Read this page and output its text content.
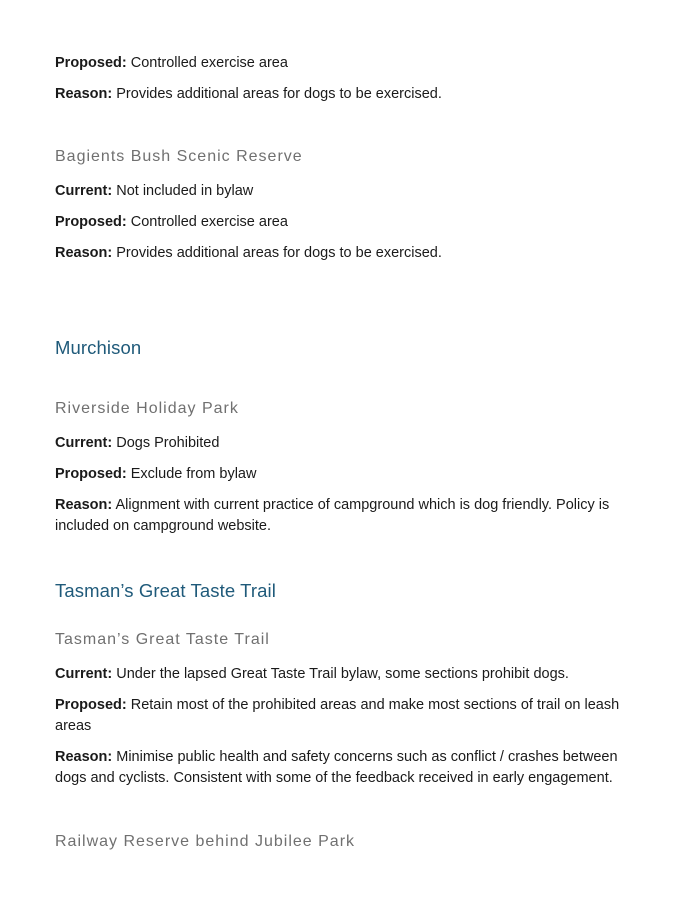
Proposed: Controlled exercise area

Reason: Provides additional areas for dogs to be exercised.

Bagients Bush Scenic Reserve

Current: Not included in bylaw

Proposed: Controlled exercise area

Reason: Provides additional areas for dogs to be exercised.

Murchison
Riverside Holiday Park

Current: Dogs Prohibited

Proposed: Exclude from bylaw

Reason: Alignment with current practice of campground which is dog friendly. Policy is included on campground website.

Tasman’s Great Taste Trail
Tasman’s Great Taste Trail

Current: Under the lapsed Great Taste Trail bylaw, some sections prohibit dogs.

Proposed: Retain most of the prohibited areas and make most sections of trail on leash areas

Reason: Minimise public health and safety concerns such as conflict / crashes between dogs and cyclists. Consistent with some of the feedback received in early engagement.

Railway Reserve behind Jubilee Park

^^^^^^^^

▶ **Short task**: Filter the records above for lines containing the word "some", and copy those lines.

▶ **Task solution**:
Current: Under the lapsed Great Taste Trail bylaw, some sections prohibit dogs.
Reason: Minimise public health and safety concerns such as conflict / crashes between dogs and cyclists. Consistent with some of the feedback received in early engagement.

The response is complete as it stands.